*What to do*: Find the lines that include the string "скончавшихся" and report how many there are. Give no other text.

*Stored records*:
____

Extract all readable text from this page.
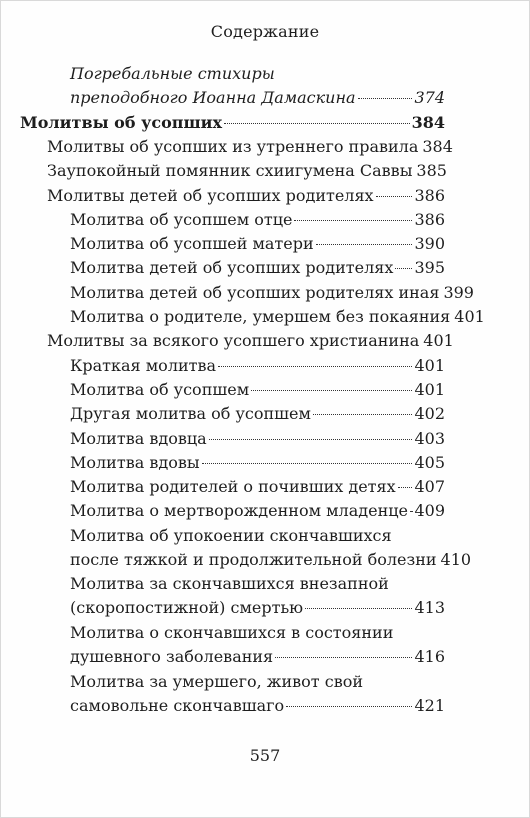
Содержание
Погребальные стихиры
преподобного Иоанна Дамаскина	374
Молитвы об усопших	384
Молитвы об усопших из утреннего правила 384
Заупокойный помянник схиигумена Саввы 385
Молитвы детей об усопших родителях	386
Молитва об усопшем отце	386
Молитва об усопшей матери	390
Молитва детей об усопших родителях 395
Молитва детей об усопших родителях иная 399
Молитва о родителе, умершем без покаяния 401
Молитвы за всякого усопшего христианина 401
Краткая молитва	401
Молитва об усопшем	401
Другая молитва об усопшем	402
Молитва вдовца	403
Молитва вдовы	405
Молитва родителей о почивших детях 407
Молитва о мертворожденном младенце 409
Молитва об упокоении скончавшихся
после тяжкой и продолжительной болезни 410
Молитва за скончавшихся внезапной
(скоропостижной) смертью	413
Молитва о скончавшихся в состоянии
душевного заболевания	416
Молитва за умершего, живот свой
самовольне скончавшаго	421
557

____

*Output*: 3